_What you are asked to do_
Below are the records; collect from them each line containing the string "Lucky".

_Records shown_
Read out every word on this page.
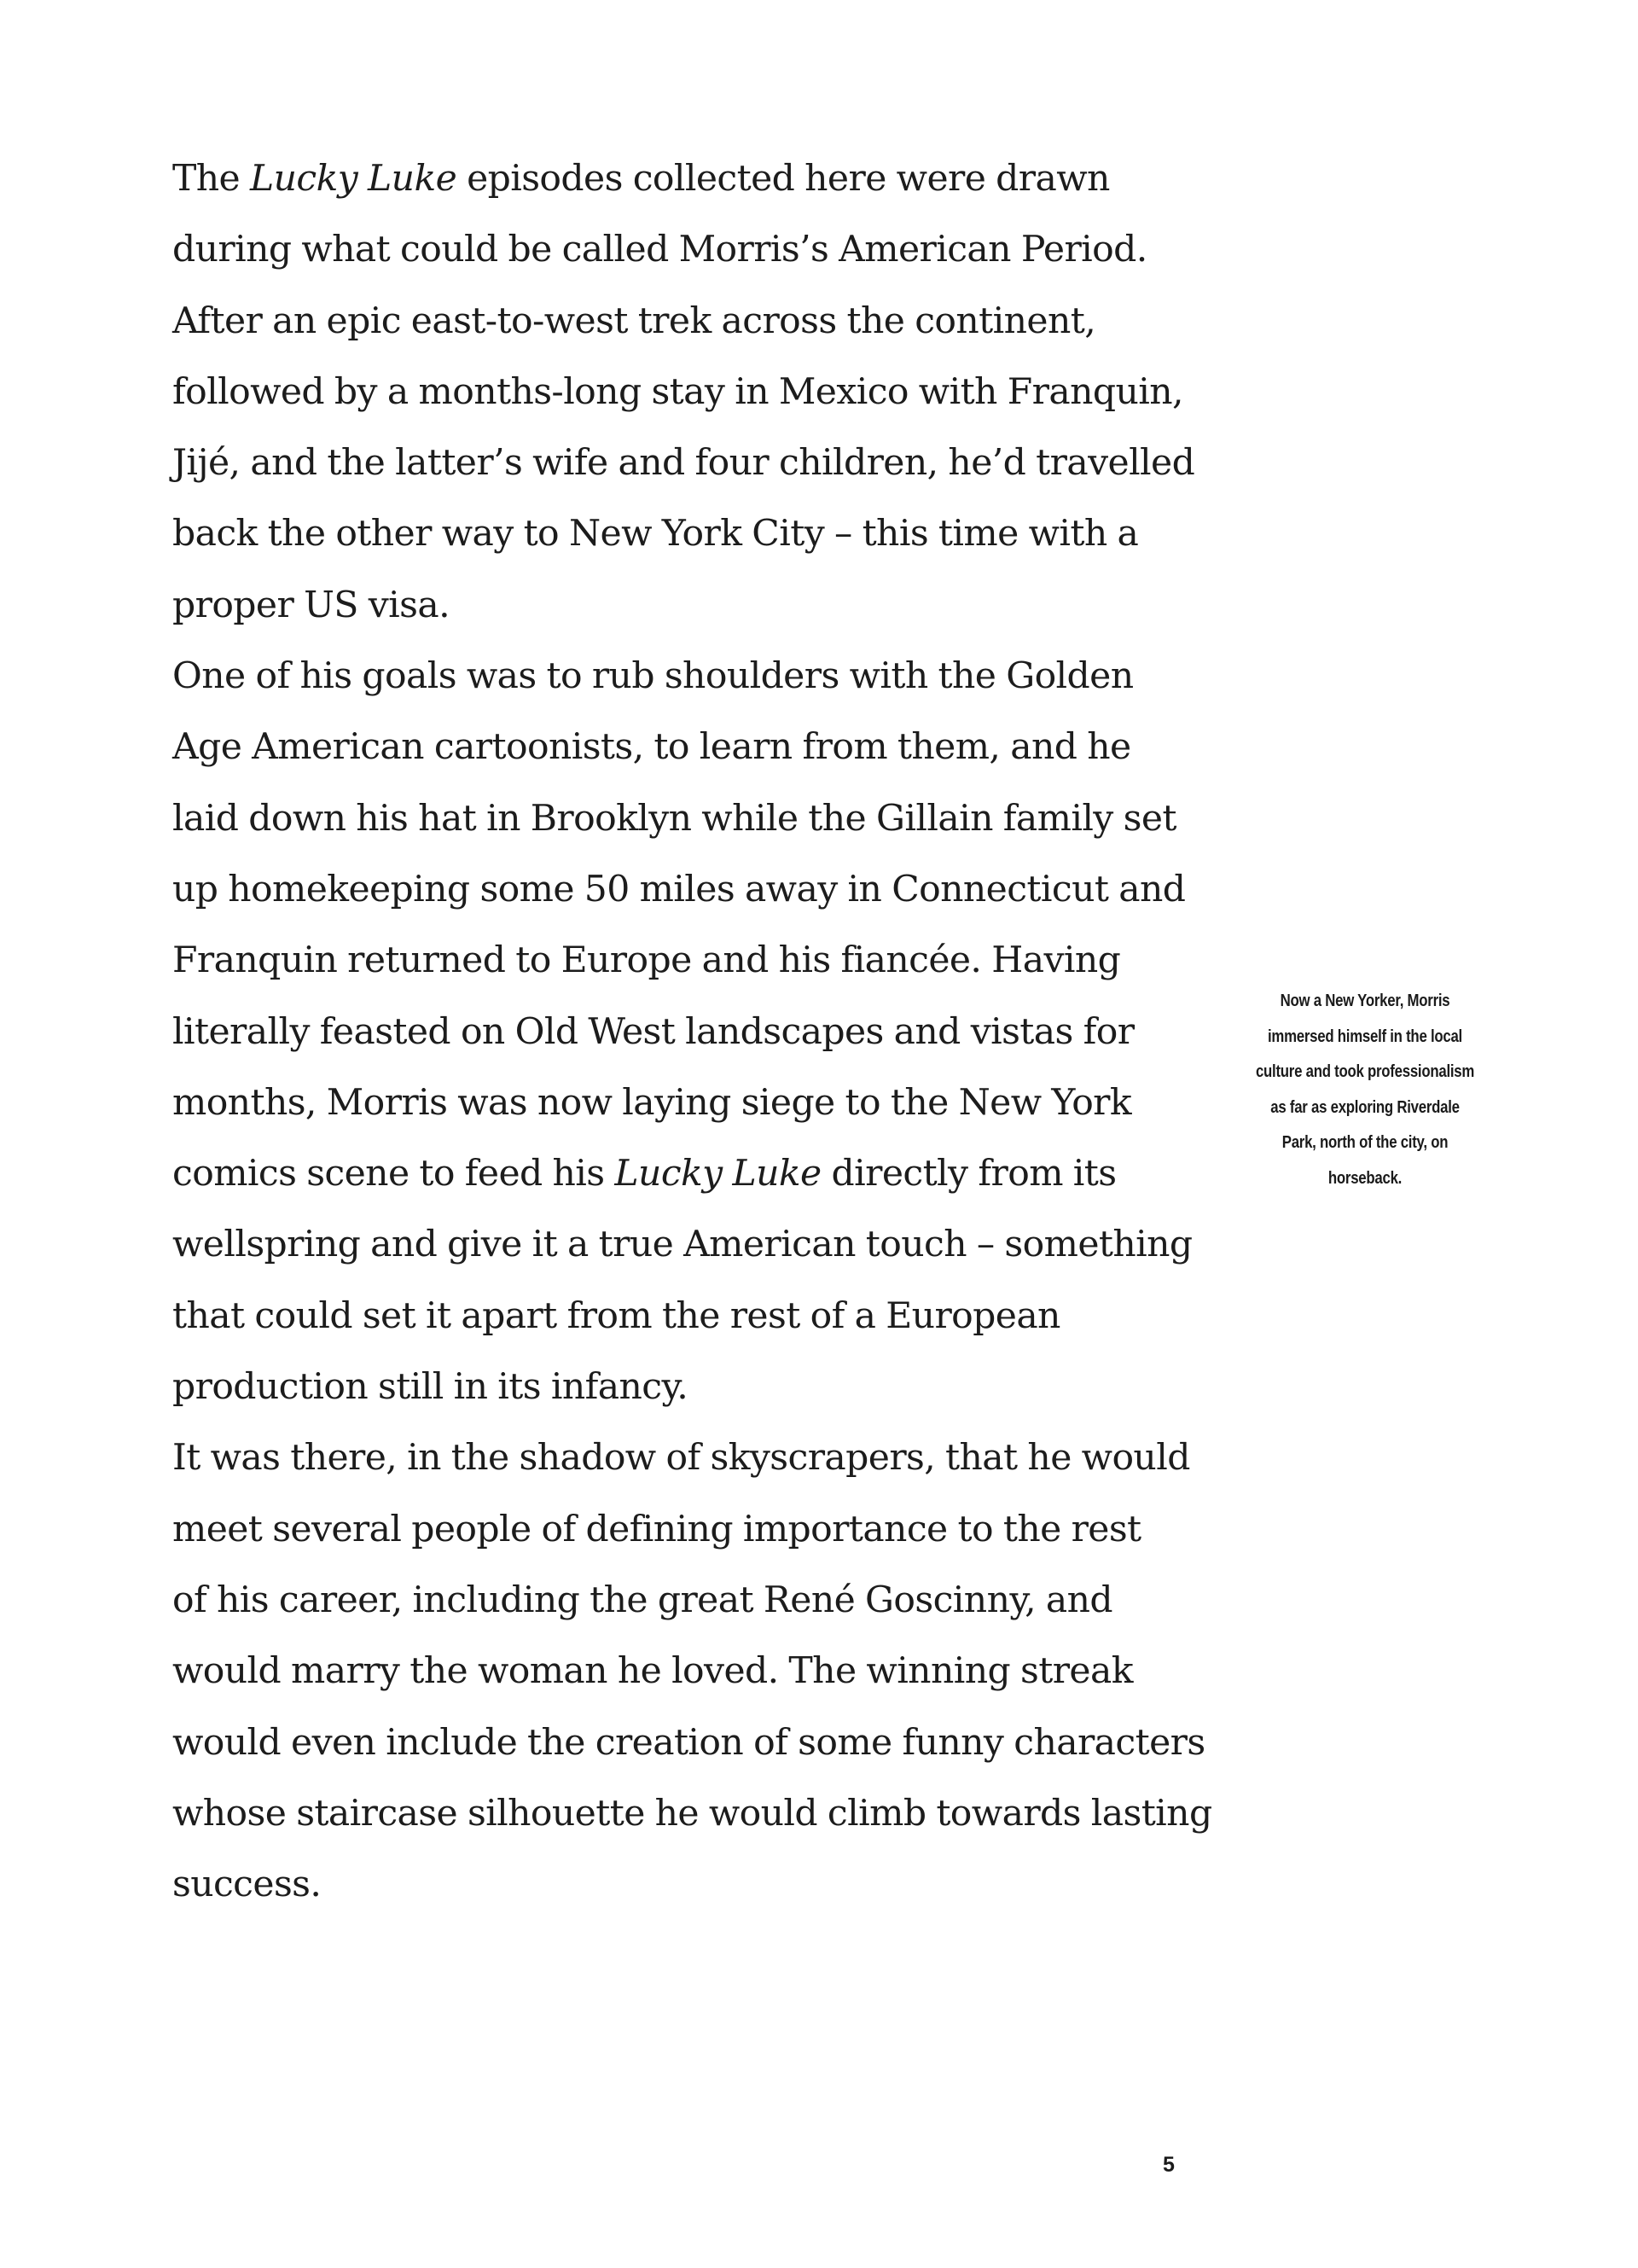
The Lucky Luke episodes collected here were drawn
during what could be called Morris’s American Period.
After an epic east-to-west trek across the continent,
followed by a months-long stay in Mexico with Franquin,
Jijé, and the latter’s wife and four children, he’d travelled
back the other way to New York City – this time with a
proper US visa.

One of his goals was to rub shoulders with the Golden
Age American cartoonists, to learn from them, and he
laid down his hat in Brooklyn while the Gillain family set
up homekeeping some 50 miles away in Connecticut and
Franquin returned to Europe and his fiancée. Having
literally feasted on Old West landscapes and vistas for
months, Morris was now laying siege to the New York
comics scene to feed his Lucky Luke directly from its
wellspring and give it a true American touch – something
that could set it apart from the rest of a European
production still in its infancy.

It was there, in the shadow of skyscrapers, that he would
meet several people of defining importance to the rest
of his career, including the great René Goscinny, and
would marry the woman he loved. The winning streak
would even include the creation of some funny characters
whose staircase silhouette he would climb towards lasting
success.

Now a New Yorker, Morris
immersed himself in the local
culture and took professionalism
as far as exploring Riverdale
Park, north of the city, on
horseback.
5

_Written answer_
The Lucky Luke episodes collected here were drawn
comics scene to feed his Lucky Luke directly from its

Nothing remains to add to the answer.